▸ Aim of the task
Please transcribe the data below exactly. Leave the pictures out.

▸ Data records
__________

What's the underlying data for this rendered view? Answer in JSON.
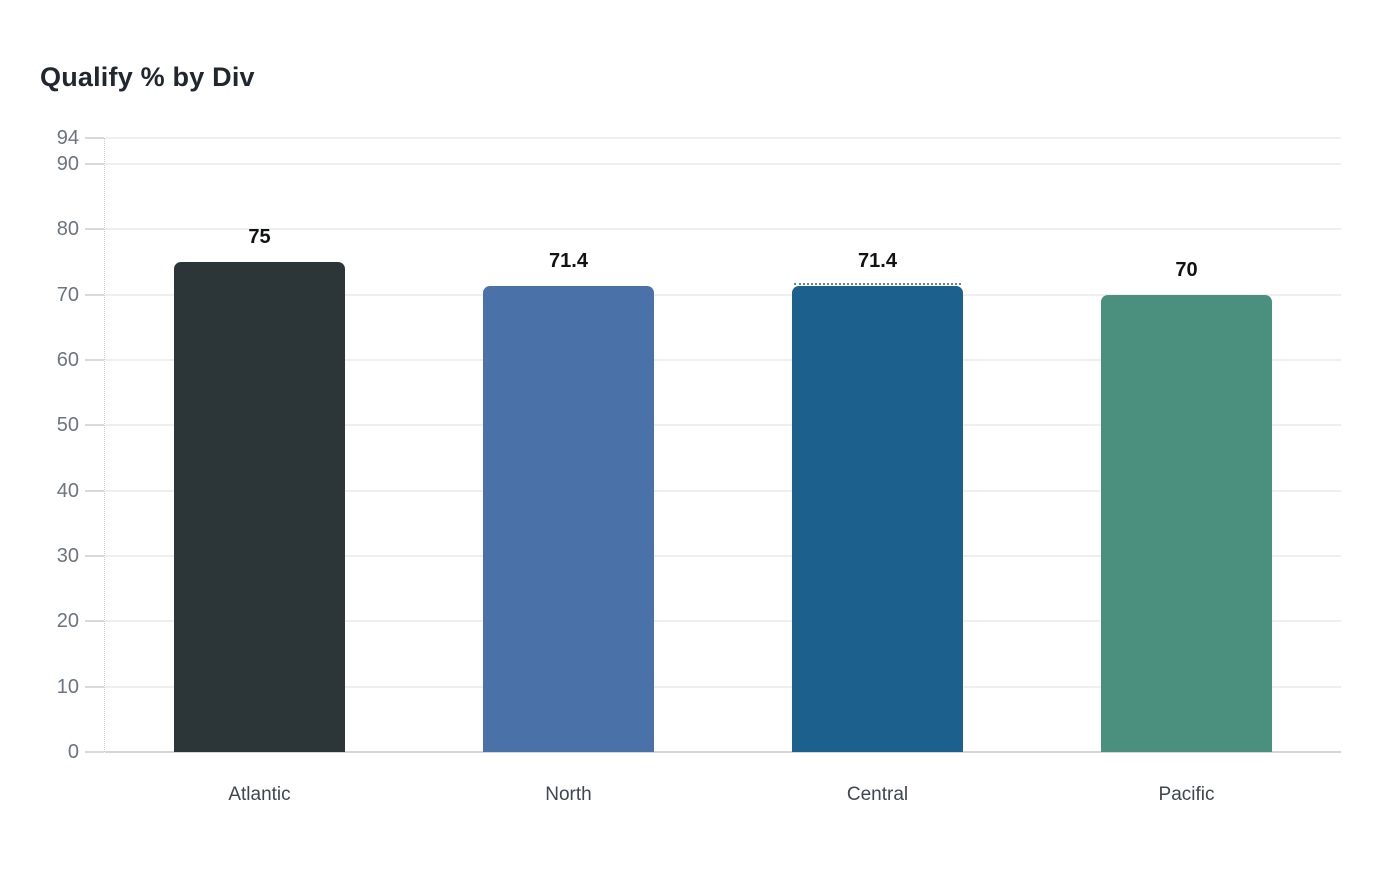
{
  "chart_data": {
    "type": "bar",
    "title": "Qualify % by Div",
    "categories": [
      "Atlantic",
      "North",
      "Central",
      "Pacific"
    ],
    "values": [
      75,
      71.4,
      71.4,
      70
    ],
    "value_labels": [
      "75",
      "71.4",
      "71.4",
      "70"
    ],
    "bar_colors": [
      "#2c3638",
      "#4b72a8",
      "#1c618e",
      "#4b8f7e"
    ],
    "dotted_top_edge": [
      false,
      false,
      true,
      false
    ],
    "xlabel": "",
    "ylabel": "",
    "ylim": [
      0,
      94
    ],
    "yticks": [
      94,
      90,
      80,
      70,
      60,
      50,
      40,
      30,
      20,
      10,
      0
    ],
    "grid": "horizontal",
    "legend": "none",
    "colors": {
      "title_text": "#21272e",
      "tick_label_text": "#6b7480",
      "category_label_text": "#3d4750",
      "value_label_text": "#101214",
      "gridline": "#efefef",
      "baseline": "#d6d6d6",
      "background": "#ffffff"
    }
  }
}
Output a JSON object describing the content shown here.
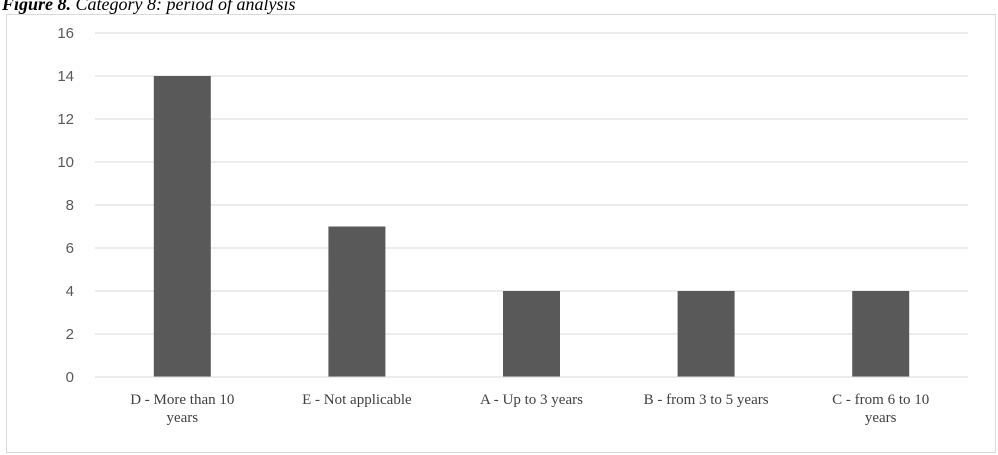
{
  "caption": {
    "lead": "Figure 8.",
    "rest": "Category 8: period of analysis"
  },
  "chart_data": {
    "type": "bar",
    "categories": [
      [
        "D - More than 10",
        "years"
      ],
      [
        "E - Not applicable"
      ],
      [
        "A - Up to 3 years"
      ],
      [
        "B - from 3 to 5 years"
      ],
      [
        "C - from 6 to 10",
        "years"
      ]
    ],
    "values": [
      14,
      7,
      4,
      4,
      4
    ],
    "ylim": [
      0,
      16
    ],
    "yticks": [
      0,
      2,
      4,
      6,
      8,
      10,
      12,
      14,
      16
    ],
    "grid": true,
    "bar_color": "#595959",
    "grid_color": "#d9d9d9"
  }
}
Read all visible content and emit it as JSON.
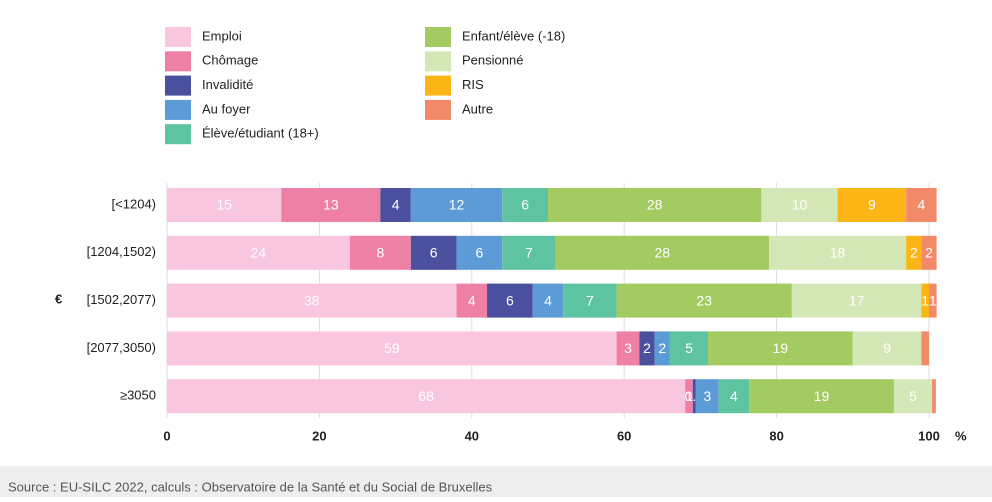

__________

▸ Result of the task
What's the underlying data for this rendered view? Answer in JSON.
{
  "chart_data": {
    "type": "bar",
    "title": "Qualify % by Div",
    "categories": [
      "Atlantic",
      "North",
      "Central",
      "Pacific"
    ],
    "values": [
      75,
      71.4,
      71.4,
      70
    ],
    "value_labels": [
      "75",
      "71.4",
      "71.4",
      "70"
    ],
    "bar_colors": [
      "#2c3638",
      "#4b72a8",
      "#1c618e",
      "#4b8f7e"
    ],
    "dotted_top_edge": [
      false,
      false,
      true,
      false
    ],
    "xlabel": "",
    "ylabel": "",
    "ylim": [
      0,
      94
    ],
    "yticks": [
      94,
      90,
      80,
      70,
      60,
      50,
      40,
      30,
      20,
      10,
      0
    ],
    "grid": "horizontal",
    "legend": "none",
    "colors": {
      "title_text": "#21272e",
      "tick_label_text": "#6b7480",
      "category_label_text": "#3d4750",
      "value_label_text": "#101214",
      "gridline": "#efefef",
      "baseline": "#d6d6d6",
      "background": "#ffffff"
    }
  }
}
Output a JSON object describing the content shown here.
{
  "caption": {
    "lead": "Figure 8.",
    "rest": "Category 8: period of analysis"
  },
  "chart_data": {
    "type": "bar",
    "categories": [
      [
        "D - More than 10",
        "years"
      ],
      [
        "E - Not applicable"
      ],
      [
        "A - Up to 3 years"
      ],
      [
        "B - from 3 to 5 years"
      ],
      [
        "C - from 6 to 10",
        "years"
      ]
    ],
    "values": [
      14,
      7,
      4,
      4,
      4
    ],
    "ylim": [
      0,
      16
    ],
    "yticks": [
      0,
      2,
      4,
      6,
      8,
      10,
      12,
      14,
      16
    ],
    "grid": true,
    "bar_color": "#595959",
    "grid_color": "#d9d9d9"
  }
}
Read all visible content and emit it as JSON.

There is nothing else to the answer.